§ THE REQUEST
Please give the data below again in full, exactly as it stands.
--- --- ---
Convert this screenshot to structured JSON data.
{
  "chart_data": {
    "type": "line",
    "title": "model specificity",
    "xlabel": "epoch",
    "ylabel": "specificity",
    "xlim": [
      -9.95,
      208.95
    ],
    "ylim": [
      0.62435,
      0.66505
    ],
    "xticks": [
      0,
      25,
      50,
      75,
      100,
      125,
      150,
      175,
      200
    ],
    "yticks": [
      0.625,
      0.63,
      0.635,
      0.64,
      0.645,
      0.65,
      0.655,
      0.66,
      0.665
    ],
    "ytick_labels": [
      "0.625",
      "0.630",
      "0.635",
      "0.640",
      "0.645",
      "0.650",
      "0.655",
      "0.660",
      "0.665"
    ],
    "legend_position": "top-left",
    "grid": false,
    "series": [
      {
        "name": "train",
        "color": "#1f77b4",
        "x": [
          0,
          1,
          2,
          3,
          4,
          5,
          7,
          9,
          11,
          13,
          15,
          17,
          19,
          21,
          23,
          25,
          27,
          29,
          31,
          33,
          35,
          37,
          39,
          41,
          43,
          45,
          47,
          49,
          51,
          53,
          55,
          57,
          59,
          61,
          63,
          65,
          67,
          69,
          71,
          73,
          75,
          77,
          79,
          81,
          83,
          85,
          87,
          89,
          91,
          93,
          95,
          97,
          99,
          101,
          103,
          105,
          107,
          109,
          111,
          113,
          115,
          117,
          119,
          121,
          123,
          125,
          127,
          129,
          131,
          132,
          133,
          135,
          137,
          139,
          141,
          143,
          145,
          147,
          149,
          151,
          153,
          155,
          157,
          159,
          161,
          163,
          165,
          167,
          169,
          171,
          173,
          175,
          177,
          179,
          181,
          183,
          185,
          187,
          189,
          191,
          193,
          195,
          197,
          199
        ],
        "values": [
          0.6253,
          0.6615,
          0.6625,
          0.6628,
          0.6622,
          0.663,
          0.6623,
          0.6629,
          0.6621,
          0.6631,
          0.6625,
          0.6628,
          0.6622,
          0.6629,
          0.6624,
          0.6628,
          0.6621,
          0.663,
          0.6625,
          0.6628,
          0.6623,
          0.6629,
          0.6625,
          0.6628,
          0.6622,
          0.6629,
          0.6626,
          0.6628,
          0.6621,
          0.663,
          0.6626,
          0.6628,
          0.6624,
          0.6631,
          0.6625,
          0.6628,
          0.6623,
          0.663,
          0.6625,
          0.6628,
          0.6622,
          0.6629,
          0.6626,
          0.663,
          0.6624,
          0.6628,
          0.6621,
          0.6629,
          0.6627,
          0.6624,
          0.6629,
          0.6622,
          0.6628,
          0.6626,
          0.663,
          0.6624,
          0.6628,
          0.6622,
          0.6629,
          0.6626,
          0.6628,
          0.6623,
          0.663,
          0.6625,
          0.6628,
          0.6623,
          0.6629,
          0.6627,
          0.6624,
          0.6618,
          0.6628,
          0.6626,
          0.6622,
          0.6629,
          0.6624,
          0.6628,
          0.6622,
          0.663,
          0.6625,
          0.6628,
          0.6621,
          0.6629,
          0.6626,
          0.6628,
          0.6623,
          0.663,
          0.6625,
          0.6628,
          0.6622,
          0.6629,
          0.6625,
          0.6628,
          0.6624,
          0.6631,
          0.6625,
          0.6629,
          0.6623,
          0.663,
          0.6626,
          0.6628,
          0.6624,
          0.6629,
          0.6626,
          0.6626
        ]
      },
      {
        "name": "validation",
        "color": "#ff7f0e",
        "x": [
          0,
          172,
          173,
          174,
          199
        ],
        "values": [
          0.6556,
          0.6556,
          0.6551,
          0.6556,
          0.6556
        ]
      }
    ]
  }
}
--- --- ---
§ RESULT OF THIS TASK
Convert this screenshot to structured JSON data.
{
  "chart_data": {
    "type": "line",
    "title": "model specificity",
    "xlabel": "epoch",
    "ylabel": "specificity",
    "xlim": [
      -9.95,
      208.95
    ],
    "ylim": [
      0.62435,
      0.66505
    ],
    "xticks": [
      0,
      25,
      50,
      75,
      100,
      125,
      150,
      175,
      200
    ],
    "yticks": [
      0.625,
      0.63,
      0.635,
      0.64,
      0.645,
      0.65,
      0.655,
      0.66,
      0.665
    ],
    "ytick_labels": [
      "0.625",
      "0.630",
      "0.635",
      "0.640",
      "0.645",
      "0.650",
      "0.655",
      "0.660",
      "0.665"
    ],
    "legend_position": "top-left",
    "grid": false,
    "series": [
      {
        "name": "train",
        "color": "#1f77b4",
        "x": [
          0,
          1,
          2,
          3,
          4,
          5,
          7,
          9,
          11,
          13,
          15,
          17,
          19,
          21,
          23,
          25,
          27,
          29,
          31,
          33,
          35,
          37,
          39,
          41,
          43,
          45,
          47,
          49,
          51,
          53,
          55,
          57,
          59,
          61,
          63,
          65,
          67,
          69,
          71,
          73,
          75,
          77,
          79,
          81,
          83,
          85,
          87,
          89,
          91,
          93,
          95,
          97,
          99,
          101,
          103,
          105,
          107,
          109,
          111,
          113,
          115,
          117,
          119,
          121,
          123,
          125,
          127,
          129,
          131,
          132,
          133,
          135,
          137,
          139,
          141,
          143,
          145,
          147,
          149,
          151,
          153,
          155,
          157,
          159,
          161,
          163,
          165,
          167,
          169,
          171,
          173,
          175,
          177,
          179,
          181,
          183,
          185,
          187,
          189,
          191,
          193,
          195,
          197,
          199
        ],
        "values": [
          0.6253,
          0.6615,
          0.6625,
          0.6628,
          0.6622,
          0.663,
          0.6623,
          0.6629,
          0.6621,
          0.6631,
          0.6625,
          0.6628,
          0.6622,
          0.6629,
          0.6624,
          0.6628,
          0.6621,
          0.663,
          0.6625,
          0.6628,
          0.6623,
          0.6629,
          0.6625,
          0.6628,
          0.6622,
          0.6629,
          0.6626,
          0.6628,
          0.6621,
          0.663,
          0.6626,
          0.6628,
          0.6624,
          0.6631,
          0.6625,
          0.6628,
          0.6623,
          0.663,
          0.6625,
          0.6628,
          0.6622,
          0.6629,
          0.6626,
          0.663,
          0.6624,
          0.6628,
          0.6621,
          0.6629,
          0.6627,
          0.6624,
          0.6629,
          0.6622,
          0.6628,
          0.6626,
          0.663,
          0.6624,
          0.6628,
          0.6622,
          0.6629,
          0.6626,
          0.6628,
          0.6623,
          0.663,
          0.6625,
          0.6628,
          0.6623,
          0.6629,
          0.6627,
          0.6624,
          0.6618,
          0.6628,
          0.6626,
          0.6622,
          0.6629,
          0.6624,
          0.6628,
          0.6622,
          0.663,
          0.6625,
          0.6628,
          0.6621,
          0.6629,
          0.6626,
          0.6628,
          0.6623,
          0.663,
          0.6625,
          0.6628,
          0.6622,
          0.6629,
          0.6625,
          0.6628,
          0.6624,
          0.6631,
          0.6625,
          0.6629,
          0.6623,
          0.663,
          0.6626,
          0.6628,
          0.6624,
          0.6629,
          0.6626,
          0.6626
        ]
      },
      {
        "name": "validation",
        "color": "#ff7f0e",
        "x": [
          0,
          172,
          173,
          174,
          199
        ],
        "values": [
          0.6556,
          0.6556,
          0.6551,
          0.6556,
          0.6556
        ]
      }
    ]
  }
}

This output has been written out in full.